• _To do_
Below is some material; set it all down exactly, apart from the pictures.

• _Given information_
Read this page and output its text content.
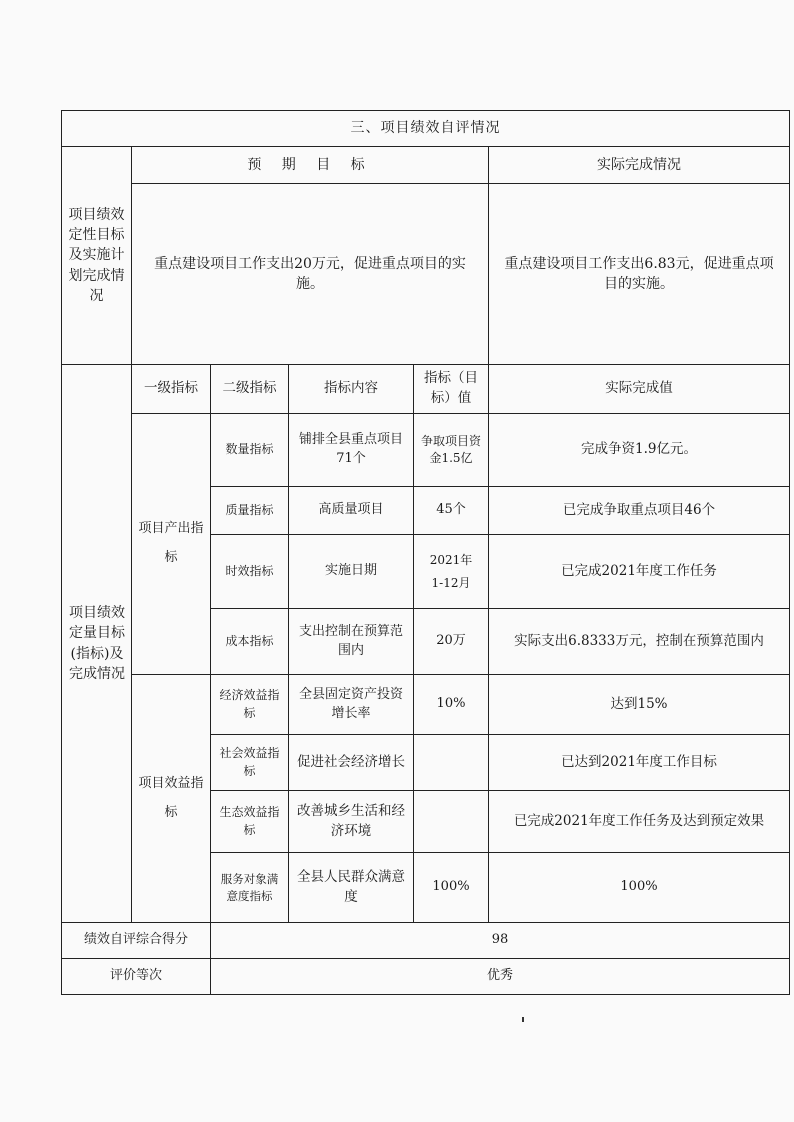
三、项目绩效自评情况					

项目绩效定性目标及实施计划完成情况	预 期 目 标				实际完成情况

	重点建设项目工作支出20万元，促进重点项目的实施。				重点建设项目工作支出6.83元，促进重点项目的实施。

项目绩效定量目标(指标)及完成情况	一级指标	二级指标	指标内容	指标（目标）值	实际完成值

	项目产出指标	数量指标	铺排全县重点项目71个	争取项目资金1.5亿	完成争资1.9亿元。
		质量指标	高质量项目	45个	已完成争取重点项目46个
		时效指标	实施日期	2021年1-12月	已完成2021年度工作任务
		成本指标	支出控制在预算范围内	20万	实际支出6.8333万元，控制在预算范围内

	项目效益指标	经济效益指标	全县固定资产投资增长率	10%	达到15%
		社会效益指标	促进社会经济增长		已达到2021年度工作目标
		生态效益指标	改善城乡生活和经济环境		已完成2021年度工作任务及达到预定效果

		服务对象满意度指标	全县人民群众满意度	100%	100%
绩效自评综合得分		98			
评价等次		优秀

• _Solution_
Read this page and output its text content.
三、项目绩效自评情况					

项目绩效定性目标及实施计划完成情况	预 期 目 标				实际完成情况

	重点建设项目工作支出20万元，促进重点项目的实施。				重点建设项目工作支出6.83元，促进重点项目的实施。

项目绩效定量目标(指标)及完成情况	一级指标	二级指标	指标内容	指标（目标）值	实际完成值

	项目产出指标	数量指标	铺排全县重点项目71个	争取项目资金1.5亿	完成争资1.9亿元。
		质量指标	高质量项目	45个	已完成争取重点项目46个
		时效指标	实施日期	2021年1-12月	已完成2021年度工作任务
		成本指标	支出控制在预算范围内	20万	实际支出6.8333万元，控制在预算范围内

	项目效益指标	经济效益指标	全县固定资产投资增长率	10%	达到15%
		社会效益指标	促进社会经济增长		已达到2021年度工作目标
		生态效益指标	改善城乡生活和经济环境		已完成2021年度工作任务及达到预定效果

		服务对象满意度指标	全县人民群众满意度	100%	100%
绩效自评综合得分		98			
评价等次		优秀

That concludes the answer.